*** Materials provided ***

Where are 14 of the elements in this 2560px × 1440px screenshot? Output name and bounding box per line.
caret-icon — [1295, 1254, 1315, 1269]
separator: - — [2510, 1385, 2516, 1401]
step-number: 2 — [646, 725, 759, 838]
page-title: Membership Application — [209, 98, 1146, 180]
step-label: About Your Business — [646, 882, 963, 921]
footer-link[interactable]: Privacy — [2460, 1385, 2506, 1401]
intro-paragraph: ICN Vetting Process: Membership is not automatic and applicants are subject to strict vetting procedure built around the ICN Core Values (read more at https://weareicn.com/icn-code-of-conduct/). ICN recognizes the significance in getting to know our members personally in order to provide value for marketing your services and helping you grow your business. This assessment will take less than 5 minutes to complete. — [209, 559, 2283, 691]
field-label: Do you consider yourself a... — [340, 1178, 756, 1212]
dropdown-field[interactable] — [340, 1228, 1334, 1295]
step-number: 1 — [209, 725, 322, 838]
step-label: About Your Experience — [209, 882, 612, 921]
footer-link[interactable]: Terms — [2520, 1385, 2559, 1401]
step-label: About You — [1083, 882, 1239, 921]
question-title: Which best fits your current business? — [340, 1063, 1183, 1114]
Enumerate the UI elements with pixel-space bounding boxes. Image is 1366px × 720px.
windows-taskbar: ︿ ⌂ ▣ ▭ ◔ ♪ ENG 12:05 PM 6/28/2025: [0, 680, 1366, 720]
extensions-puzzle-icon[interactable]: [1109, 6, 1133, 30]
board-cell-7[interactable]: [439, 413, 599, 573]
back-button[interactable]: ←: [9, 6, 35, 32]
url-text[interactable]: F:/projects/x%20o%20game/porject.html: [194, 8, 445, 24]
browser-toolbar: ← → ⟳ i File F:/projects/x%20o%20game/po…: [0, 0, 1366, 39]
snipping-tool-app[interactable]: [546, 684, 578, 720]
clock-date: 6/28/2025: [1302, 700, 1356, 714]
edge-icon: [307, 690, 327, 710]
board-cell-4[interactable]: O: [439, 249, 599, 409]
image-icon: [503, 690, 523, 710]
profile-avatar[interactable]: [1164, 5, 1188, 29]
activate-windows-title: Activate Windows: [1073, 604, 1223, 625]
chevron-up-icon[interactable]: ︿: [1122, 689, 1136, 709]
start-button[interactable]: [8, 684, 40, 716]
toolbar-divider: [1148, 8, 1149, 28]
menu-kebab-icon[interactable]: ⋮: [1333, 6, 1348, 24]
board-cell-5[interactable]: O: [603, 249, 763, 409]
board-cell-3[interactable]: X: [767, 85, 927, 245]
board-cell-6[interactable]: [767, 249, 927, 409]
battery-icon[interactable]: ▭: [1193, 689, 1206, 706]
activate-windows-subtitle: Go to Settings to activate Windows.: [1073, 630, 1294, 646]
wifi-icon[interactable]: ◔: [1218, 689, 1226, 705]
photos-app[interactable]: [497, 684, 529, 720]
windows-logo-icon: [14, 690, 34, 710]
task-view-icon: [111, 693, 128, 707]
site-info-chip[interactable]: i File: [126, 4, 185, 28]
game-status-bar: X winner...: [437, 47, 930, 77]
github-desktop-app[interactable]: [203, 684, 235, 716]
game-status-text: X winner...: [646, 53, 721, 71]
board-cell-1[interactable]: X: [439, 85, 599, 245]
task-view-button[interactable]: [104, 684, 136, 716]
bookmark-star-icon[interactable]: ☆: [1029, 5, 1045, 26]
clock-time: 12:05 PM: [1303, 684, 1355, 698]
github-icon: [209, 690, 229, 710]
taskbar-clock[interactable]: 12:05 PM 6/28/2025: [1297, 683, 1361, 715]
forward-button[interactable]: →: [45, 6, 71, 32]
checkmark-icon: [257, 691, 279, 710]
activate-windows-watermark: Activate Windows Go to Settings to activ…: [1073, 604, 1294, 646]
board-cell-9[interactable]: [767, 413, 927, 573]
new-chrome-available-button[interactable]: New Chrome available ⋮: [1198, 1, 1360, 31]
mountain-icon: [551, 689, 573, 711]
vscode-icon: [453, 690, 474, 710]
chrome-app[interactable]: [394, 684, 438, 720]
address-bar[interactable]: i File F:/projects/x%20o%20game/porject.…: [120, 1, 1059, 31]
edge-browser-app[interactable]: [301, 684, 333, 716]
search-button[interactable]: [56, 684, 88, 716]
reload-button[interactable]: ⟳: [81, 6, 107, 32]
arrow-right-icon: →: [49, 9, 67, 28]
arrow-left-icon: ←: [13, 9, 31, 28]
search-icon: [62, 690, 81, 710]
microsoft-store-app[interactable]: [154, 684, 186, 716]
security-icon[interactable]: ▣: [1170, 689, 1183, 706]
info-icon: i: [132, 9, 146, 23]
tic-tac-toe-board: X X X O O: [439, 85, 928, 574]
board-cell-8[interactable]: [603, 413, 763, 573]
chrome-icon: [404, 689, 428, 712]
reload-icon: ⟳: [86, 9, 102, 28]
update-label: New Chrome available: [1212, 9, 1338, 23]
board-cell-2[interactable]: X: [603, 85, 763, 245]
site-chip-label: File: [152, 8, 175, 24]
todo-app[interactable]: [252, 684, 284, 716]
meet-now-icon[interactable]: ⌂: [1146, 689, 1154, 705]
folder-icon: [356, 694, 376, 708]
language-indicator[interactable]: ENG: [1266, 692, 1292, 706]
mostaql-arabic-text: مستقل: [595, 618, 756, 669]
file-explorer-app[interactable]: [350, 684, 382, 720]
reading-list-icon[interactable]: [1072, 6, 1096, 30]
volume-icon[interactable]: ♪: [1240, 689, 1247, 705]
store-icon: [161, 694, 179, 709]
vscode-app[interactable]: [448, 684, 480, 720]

***

## Work instructions:
Recast every line of the listing above as a Markdown table with the columns Row and Line, numbering the rows in order and leaving out blank lines.

## Solution for this problem:
| Row | Line |
|---|---|
| 1 | Where are 14 of the elements in this 2560px × 1440px screenshot? Output name and bounding box per line. |
| 2 | caret-icon — [1295, 1254, 1315, 1269] |
| 3 | separator: - — [2510, 1385, 2516, 1401] |
| 4 | step-number: 2 — [646, 725, 759, 838] |
| 5 | page-title: Membership Application — [209, 98, 1146, 180] |
| 6 | step-label: About Your Business — [646, 882, 963, 921] |
| 7 | footer-link[interactable]: Privacy — [2460, 1385, 2506, 1401] |
| 8 | intro-paragraph: ICN Vetting Process: Membership is not automatic and applicants are subject to strict vetting procedure built around the ICN Core Values (read more at https://weareicn.com/icn-code-of-conduct/). ICN recognizes the significance in getting to know our members personally in order to provide value for marketing your services and helping you grow your business. This assessment will take less than 5 minutes to complete. — [209, 559, 2283, 691] |
| 9 | field-label: Do you consider yourself a... — [340, 1178, 756, 1212] |
| 10 | dropdown-field[interactable] — [340, 1228, 1334, 1295] |
| 11 | step-number: 1 — [209, 725, 322, 838] |
| 12 | step-label: About Your Experience — [209, 882, 612, 921] |
| 13 | footer-link[interactable]: Terms — [2520, 1385, 2559, 1401] |
| 14 | step-label: About You — [1083, 882, 1239, 921] |
| 15 | question-title: Which best fits your current business? — [340, 1063, 1183, 1114] |
| 16 | Enumerate the UI elements with pixel-space bounding boxes. Image is 1366px × 720px. |
| 17 | windows-taskbar: ︿ ⌂ ▣ ▭ ◔ ♪ ENG 12:05 PM 6/28/2025: [0, 680, 1366, 720] |
| 18 | extensions-puzzle-icon[interactable]: [1109, 6, 1133, 30] |
| 19 | board-cell-7[interactable]: [439, 413, 599, 573] |
| 20 | back-button[interactable]: ←: [9, 6, 35, 32] |
| 21 | url-text[interactable]: F:/projects/x%20o%20game/porject.html: [194, 8, 445, 24] |
| 22 | browser-toolbar: ← → ⟳ i File F:/projects/x%20o%20game/po…: [0, 0, 1366, 39] |
| 23 | snipping-tool-app[interactable]: [546, 684, 578, 720] |
| 24 | clock-date: 6/28/2025: [1302, 700, 1356, 714] |
| 25 | edge-icon: [307, 690, 327, 710] |
| 26 | board-cell-4[interactable]: O: [439, 249, 599, 409] |
| 27 | image-icon: [503, 690, 523, 710] |
| 28 | profile-avatar[interactable]: [1164, 5, 1188, 29] |
| 29 | activate-windows-title: Activate Windows: [1073, 604, 1223, 625] |
| 30 | chevron-up-icon[interactable]: ︿: [1122, 689, 1136, 709] |
| 31 | start-button[interactable]: [8, 684, 40, 716] |
| 32 | toolbar-divider: [1148, 8, 1149, 28] |
| 33 | menu-kebab-icon[interactable]: ⋮: [1333, 6, 1348, 24] |
| 34 | board-cell-5[interactable]: O: [603, 249, 763, 409] |
| 35 | board-cell-3[interactable]: X: [767, 85, 927, 245] |
| 36 | board-cell-6[interactable]: [767, 249, 927, 409] |
| 37 | battery-icon[interactable]: ▭: [1193, 689, 1206, 706] |
| 38 | activate-windows-subtitle: Go to Settings to activate Windows.: [1073, 630, 1294, 646] |
| 39 | wifi-icon[interactable]: ◔: [1218, 689, 1226, 705] |
| 40 | photos-app[interactable]: [497, 684, 529, 720] |
| 41 | windows-logo-icon: [14, 690, 34, 710] |
| 42 | task-view-icon: [111, 693, 128, 707] |
| 43 | site-info-chip[interactable]: i File: [126, 4, 185, 28] |
| 44 | game-status-bar: X winner...: [437, 47, 930, 77] |
| 45 | github-desktop-app[interactable]: [203, 684, 235, 716] |
| 46 | game-status-text: X winner...: [646, 53, 721, 71] |
| 47 | board-cell-1[interactable]: X: [439, 85, 599, 245] |
| 48 | task-view-button[interactable]: [104, 684, 136, 716] |
| 49 | bookmark-star-icon[interactable]: ☆: [1029, 5, 1045, 26] |
| 50 | clock-time: 12:05 PM: [1303, 684, 1355, 698] |
| 51 | github-icon: [209, 690, 229, 710] |
| 52 | taskbar-clock[interactable]: 12:05 PM 6/28/2025: [1297, 683, 1361, 715] |
| 53 | forward-button[interactable]: →: [45, 6, 71, 32] |
| 54 | checkmark-icon: [257, 691, 279, 710] |
| 55 | activate-windows-watermark: Activate Windows Go to Settings to activ…: [1073, 604, 1294, 646] |
| 56 | board-cell-9[interactable]: [767, 413, 927, 573] |
| 57 | new-chrome-available-button[interactable]: New Chrome available ⋮: [1198, 1, 1360, 31] |
| 58 | mountain-icon: [551, 689, 573, 711] |
| 59 | vscode-icon: [453, 690, 474, 710] |
| 60 | chrome-app[interactable]: [394, 684, 438, 720] |
| 61 | address-bar[interactable]: i File F:/projects/x%20o%20game/porject.…: [120, 1, 1059, 31] |
| 62 | edge-browser-app[interactable]: [301, 684, 333, 716] |
| 63 | search-button[interactable]: [56, 684, 88, 716] |
| 64 | reload-button[interactable]: ⟳: [81, 6, 107, 32] |
| 65 | arrow-right-icon: →: [49, 9, 67, 28] |
| 66 | arrow-left-icon: ←: [13, 9, 31, 28] |
| 67 | search-icon: [62, 690, 81, 710] |
| 68 | microsoft-store-app[interactable]: [154, 684, 186, 716] |
| 69 | security-icon[interactable]: ▣: [1170, 689, 1183, 706] |
| 70 | info-icon: i: [132, 9, 146, 23] |
| 71 | tic-tac-toe-board: X X X O O: [439, 85, 928, 574] |
| 72 | board-cell-8[interactable]: [603, 413, 763, 573] |
| 73 | chrome-icon: [404, 689, 428, 712] |
| 74 | reload-icon: ⟳: [86, 9, 102, 28] |
| 75 | update-label: New Chrome available: [1212, 9, 1338, 23] |
| 76 | board-cell-2[interactable]: X: [603, 85, 763, 245] |
| 77 | site-chip-label: File: [152, 8, 175, 24] |
| 78 | todo-app[interactable]: [252, 684, 284, 716] |
| 79 | meet-now-icon[interactable]: ⌂: [1146, 689, 1154, 705] |
| 80 | folder-icon: [356, 694, 376, 708] |
| 81 | language-indicator[interactable]: ENG: [1266, 692, 1292, 706] |
| 82 | mostaql-arabic-text: مستقل: [595, 618, 756, 669] |
| 83 | file-explorer-app[interactable]: [350, 684, 382, 720] |
| 84 | reading-list-icon[interactable]: [1072, 6, 1096, 30] |
| 85 | volume-icon[interactable]: ♪: [1240, 689, 1247, 705] |
| 86 | store-icon: [161, 694, 179, 709] |
| 87 | vscode-app[interactable]: [448, 684, 480, 720] |